What needs to be done — Take the records below and extract, word for word, the lines from the one containing "Read this page and output its text content." through the final line, inclusive. Omit pictures.

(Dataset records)

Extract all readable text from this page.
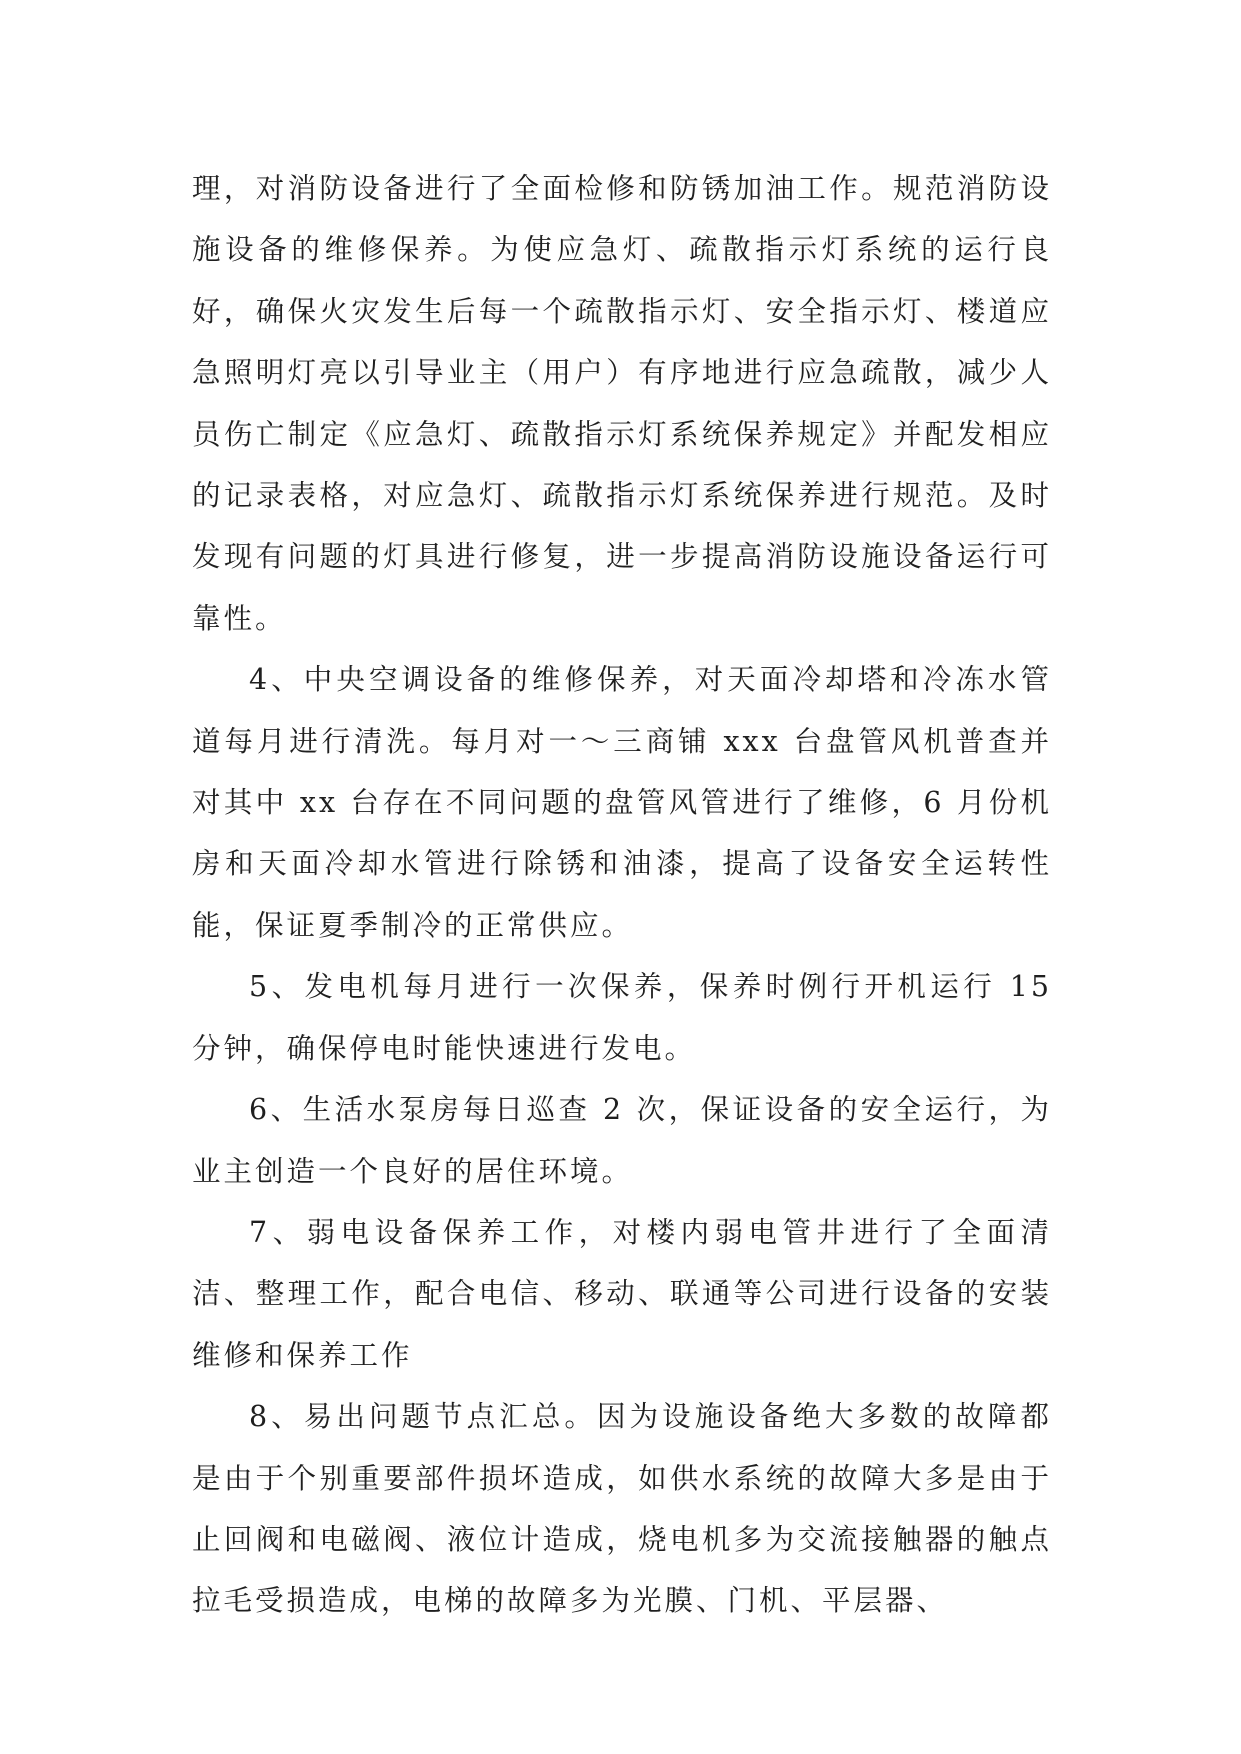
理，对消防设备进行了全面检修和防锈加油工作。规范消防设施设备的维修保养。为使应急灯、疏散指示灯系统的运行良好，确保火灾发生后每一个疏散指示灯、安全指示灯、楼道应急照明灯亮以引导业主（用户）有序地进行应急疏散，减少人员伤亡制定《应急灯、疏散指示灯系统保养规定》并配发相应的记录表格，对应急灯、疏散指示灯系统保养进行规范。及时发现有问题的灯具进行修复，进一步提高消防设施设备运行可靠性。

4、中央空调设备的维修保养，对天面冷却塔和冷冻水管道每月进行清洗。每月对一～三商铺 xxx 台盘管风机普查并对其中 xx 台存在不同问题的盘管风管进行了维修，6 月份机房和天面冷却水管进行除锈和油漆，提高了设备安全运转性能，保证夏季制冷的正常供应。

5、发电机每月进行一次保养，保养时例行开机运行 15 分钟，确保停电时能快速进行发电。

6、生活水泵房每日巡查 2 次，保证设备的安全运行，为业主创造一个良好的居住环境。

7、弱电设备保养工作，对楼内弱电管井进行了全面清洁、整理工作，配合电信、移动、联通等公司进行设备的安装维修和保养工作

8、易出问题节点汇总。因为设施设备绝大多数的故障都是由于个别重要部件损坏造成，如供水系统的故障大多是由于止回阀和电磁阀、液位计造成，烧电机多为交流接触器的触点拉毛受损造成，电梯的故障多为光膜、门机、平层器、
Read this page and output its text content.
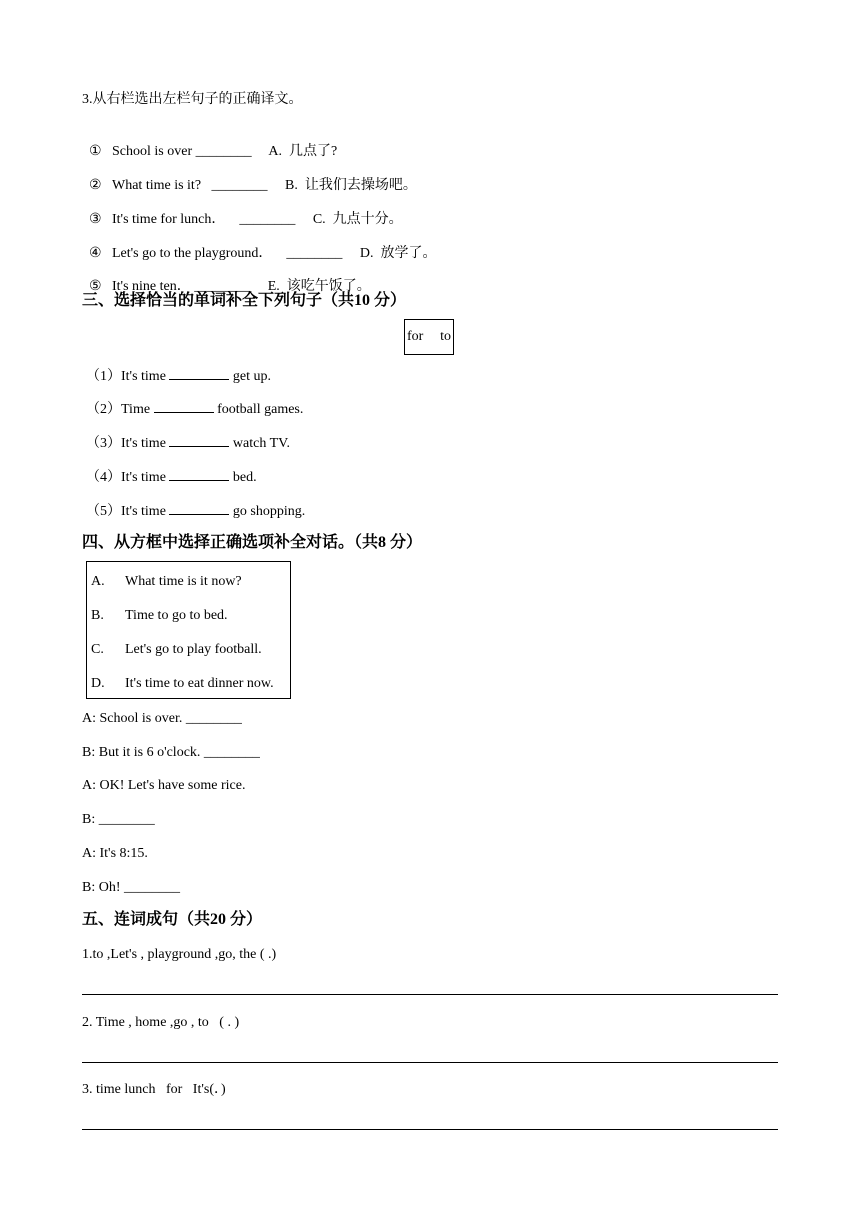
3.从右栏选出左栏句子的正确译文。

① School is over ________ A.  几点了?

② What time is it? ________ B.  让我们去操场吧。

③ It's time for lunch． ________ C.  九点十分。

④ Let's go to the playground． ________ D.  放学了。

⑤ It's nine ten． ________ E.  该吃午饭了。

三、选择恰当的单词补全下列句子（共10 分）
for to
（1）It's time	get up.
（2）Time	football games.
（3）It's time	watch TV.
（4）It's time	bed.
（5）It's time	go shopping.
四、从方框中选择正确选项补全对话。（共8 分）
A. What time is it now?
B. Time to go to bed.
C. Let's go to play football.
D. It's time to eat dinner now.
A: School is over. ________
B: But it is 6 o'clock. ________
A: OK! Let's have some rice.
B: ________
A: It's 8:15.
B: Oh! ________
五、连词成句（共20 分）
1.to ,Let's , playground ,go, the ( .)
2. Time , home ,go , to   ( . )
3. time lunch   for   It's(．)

Response —
Read this page and output its text content.
3.从右栏选出左栏句子的正确译文。

① School is over ________ A.  几点了?

② What time is it? ________ B.  让我们去操场吧。

③ It's time for lunch． ________ C.  九点十分。

④ Let's go to the playground． ________ D.  放学了。

⑤ It's nine ten． ________ E.  该吃午饭了。

三、选择恰当的单词补全下列句子（共10 分）
for to
（1）It's time	get up.
（2）Time	football games.
（3）It's time	watch TV.
（4）It's time	bed.
（5）It's time	go shopping.
四、从方框中选择正确选项补全对话。（共8 分）
A. What time is it now?
B. Time to go to bed.
C. Let's go to play football.
D. It's time to eat dinner now.
A: School is over. ________
B: But it is 6 o'clock. ________
A: OK! Let's have some rice.
B: ________
A: It's 8:15.
B: Oh! ________
五、连词成句（共20 分）
1.to ,Let's , playground ,go, the ( .)
2. Time , home ,go , to   ( . )
3. time lunch   for   It's(．)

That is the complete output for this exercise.